▶ **Bloco de texto**
Eu quero ver quando Zumbi chegar | por Edergênio Vieira
I, too, sing America. I am the darker brother. They send me to eat in the kitchen When company comes,
But I laugh, And eat well, And grow strong. Tomorrow, I’ll be at the table When company comes.
Nobody’ll dare Say to me, “Eat in the kitchen,” Then. Besides, They’ll see how beautiful I am And be ashamed– I, too, am America. Langston Hughes
O nascimento de um texto é sempre uma situação conflituosa para o autor. Faço da escrita um processo social de verbalização do texto escrito àquilo que sinto, percebo e intuo. Escrever é sempre um desafio de organizar e justapor as ideias no papel, de forma que caiba no espaço limitado das linhas que disponho provocações e reflexões que quero e desejo suscitar nos leitores do breve excerto.

▶ **Bloco de dados**
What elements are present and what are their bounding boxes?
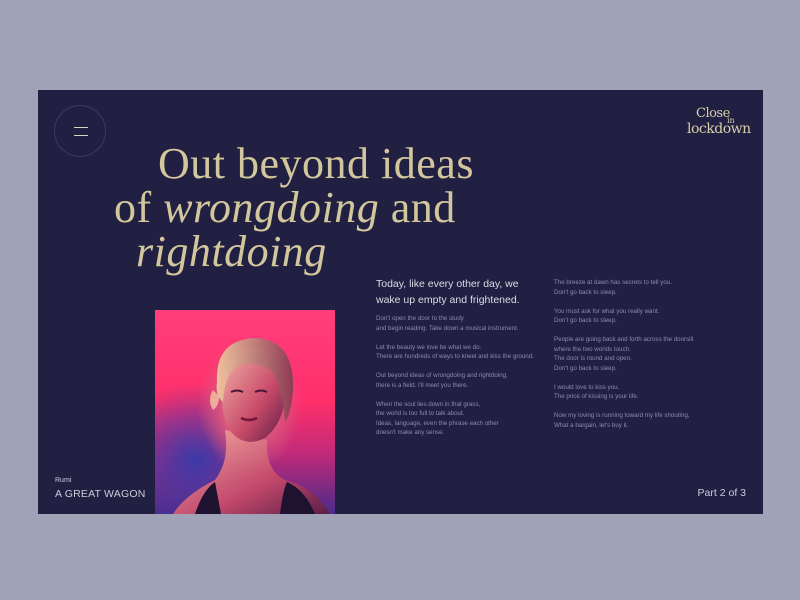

▶ **O que fazer**
a. Transcreva o trecho do bloco de texto que começa em "Eu quero ver" e termina em "do breve excerto.".
b. Diga se cada afirmação abaixo está de acordo com o bloco de texto, respondendo sim ou não e citando literalmente as palavras que decidem a questão.
(i) O poema em inglês é atribuído a Langston Hughes.
(ii) O nascimento de um texto é descrito como uma situação sempre tranquila para o autor.
(iii) Escrever é apresentado como um desafio de organizar e justapor as ideias no papel.

▶ **Respostas por tarefa**
a.
Eu quero ver quando Zumbi chegar | por Edergênio Vieira
I, too, sing America. I am the darker brother. They send me to eat in the kitchen When company comes,
But I laugh, And eat well, And grow strong. Tomorrow, I’ll be at the table When company comes.
Nobody’ll dare Say to me, “Eat in the kitchen,” Then. Besides, They’ll see how beautiful I am And be ashamed– I, too, am America. Langston Hughes
O nascimento de um texto é sempre uma situação conflituosa para o autor. Faço da escrita um processo social de verbalização do texto escrito àquilo que sinto, percebo e intuo. Escrever é sempre um desafio de organizar e justapor as ideias no papel, de forma que caiba no espaço limitado das linhas que disponho provocações e reflexões que quero e desejo suscitar nos leitores do breve excerto.

b.
(i) Sim: "Langston Hughes".
(ii) Não: "O nascimento de um texto é sempre uma situação conflituosa para o autor."
(iii) Sim: "Escrever é sempre um desafio de organizar e justapor as ideias no papel".